_Página_:
====
Donde nacen los sueños

'Inteligencia Artificial', estrenada hace ahora dos décadas, puede ser entendida como una obra de ciencia ficción o también como un cuento de hadas, aunque muy posiblemente sea, en realidad, una logradísima síntesis de ambos géneros a la vez

Actualizada 10:38

Al inicio del extraordinario filme de Steven Spielberg Inteligencia Artificial, el profesor Allen Hobby (William Hurt) propone a su equipo de trabajo diseñar y construir un robot capaz de amar, un robot que en principio sería además un ejemplar único: un niño-robot de unos siete u ocho años con la facultad de poder sentir amor hacia los padres a los que sería entregado en adopción.

Esa premisa hará que ya desde el inicio de esta admirable película nos planteemos varios interrogantes filosóficos y morales de verdadera hondura, como por ejemplo si algún ser humano corresponderá en la misma medida y con la misma intensidad al amor que llevará dentro de sí ese futuro niño-robot, David (Haley Joel Osment), o si el propio David, al ser capaz de amar, será también capaz de albergar otros posibles sentimientos humanos en su interior, algunos de ellos tan negativos como la ira o el odio.

En la primera parte de Inteligencia Artificial encontraremos ya las primeras respuestas a esas y a otras preguntas. Así ocurrirá cuando la madre adoptiva de David, Mónica (Frances O'Connor), se vea obligada, por distintas circunstancias, a decidir entre abandonar para siempre a su 'hijo' en el bosque o entregarlo a la empresa que lo construyó para que lo destruyan. «Siento no haberte hablado del mundo», le dirá Mónica a David, entre lágrimas, en un pequeño claro de una arboleda.

Pasados los primeros instantes de desolación absoluta tras ser abandonado, David se aferrará a partir de entonces a una ilusión, a una esperanza. Así, fascinado por el cuento de Pinocho que le contó su madre tiempo atrás, pensará que si una hada, el Hada Azul, le pudiera convertir algún día en un niño de verdad, como hizo esa hada con Pinocho, podría volver de nuevo a casa. «Y entonces mi madre me querrá», dirá David a su osito-robot de peluche Teddy, mientras los dos deambulan de noche perdidos por el bosque.

A partir de ese momento, nuestro pequeño protagonista concentrará todas sus fuerzas y todas sus energías en intentar encontrar al Hada Azul, con la inestimable ayuda posterior de Gigolo Joe (Jude Law), en una peripecia vital y existencial que estará llena de contratiempos y de sorpresas.
====
_Datos proporcionados_:
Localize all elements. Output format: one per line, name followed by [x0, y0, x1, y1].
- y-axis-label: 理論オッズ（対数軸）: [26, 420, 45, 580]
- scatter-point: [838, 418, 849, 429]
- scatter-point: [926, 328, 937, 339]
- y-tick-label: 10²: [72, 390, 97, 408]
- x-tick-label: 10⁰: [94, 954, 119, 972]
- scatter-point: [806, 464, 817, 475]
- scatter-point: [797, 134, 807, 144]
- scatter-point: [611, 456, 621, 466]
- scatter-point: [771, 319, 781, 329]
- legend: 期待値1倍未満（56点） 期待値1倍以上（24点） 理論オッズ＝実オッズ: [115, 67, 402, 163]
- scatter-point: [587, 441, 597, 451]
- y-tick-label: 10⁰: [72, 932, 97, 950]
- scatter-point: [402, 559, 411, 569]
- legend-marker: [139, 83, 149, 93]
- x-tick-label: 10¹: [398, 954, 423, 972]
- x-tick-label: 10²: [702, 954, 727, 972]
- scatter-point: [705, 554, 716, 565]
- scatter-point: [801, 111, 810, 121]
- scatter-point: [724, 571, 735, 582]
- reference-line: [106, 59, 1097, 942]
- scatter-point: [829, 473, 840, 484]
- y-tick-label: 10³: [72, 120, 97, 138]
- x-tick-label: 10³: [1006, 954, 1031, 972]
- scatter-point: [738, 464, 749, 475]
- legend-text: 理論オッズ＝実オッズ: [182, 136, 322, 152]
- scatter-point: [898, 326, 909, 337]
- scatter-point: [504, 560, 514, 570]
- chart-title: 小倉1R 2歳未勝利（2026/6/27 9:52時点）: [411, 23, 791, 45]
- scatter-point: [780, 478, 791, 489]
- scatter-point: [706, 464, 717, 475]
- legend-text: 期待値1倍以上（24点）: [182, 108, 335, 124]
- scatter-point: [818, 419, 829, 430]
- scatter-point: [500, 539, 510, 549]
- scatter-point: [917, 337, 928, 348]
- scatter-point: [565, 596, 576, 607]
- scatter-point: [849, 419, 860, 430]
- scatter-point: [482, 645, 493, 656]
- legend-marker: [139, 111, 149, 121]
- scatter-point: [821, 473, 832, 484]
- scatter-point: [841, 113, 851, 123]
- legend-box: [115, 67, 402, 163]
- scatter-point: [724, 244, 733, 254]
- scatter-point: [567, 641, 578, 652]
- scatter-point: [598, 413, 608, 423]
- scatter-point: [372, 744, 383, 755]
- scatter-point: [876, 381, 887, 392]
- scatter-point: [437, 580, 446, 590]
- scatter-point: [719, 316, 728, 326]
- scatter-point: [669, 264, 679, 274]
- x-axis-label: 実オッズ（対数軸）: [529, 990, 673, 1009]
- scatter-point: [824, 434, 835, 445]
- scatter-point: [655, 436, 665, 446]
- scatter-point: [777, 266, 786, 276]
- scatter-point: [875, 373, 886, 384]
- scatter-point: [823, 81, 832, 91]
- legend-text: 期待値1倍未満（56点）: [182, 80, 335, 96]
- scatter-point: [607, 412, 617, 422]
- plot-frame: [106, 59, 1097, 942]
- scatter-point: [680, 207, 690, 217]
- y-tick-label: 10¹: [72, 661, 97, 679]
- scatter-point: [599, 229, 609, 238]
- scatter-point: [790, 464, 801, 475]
====
Según el texto sobre la película Inteligencia Artificial, ¿qué le propone el profesor Allen Hobby a su equipo de trabajo al comienzo del filme?

_Respuesta_: Diseñar y construir un robot capaz de amar: un niño-robot de unos siete u ocho años que pudiera sentir amor hacia los padres que lo adoptaran.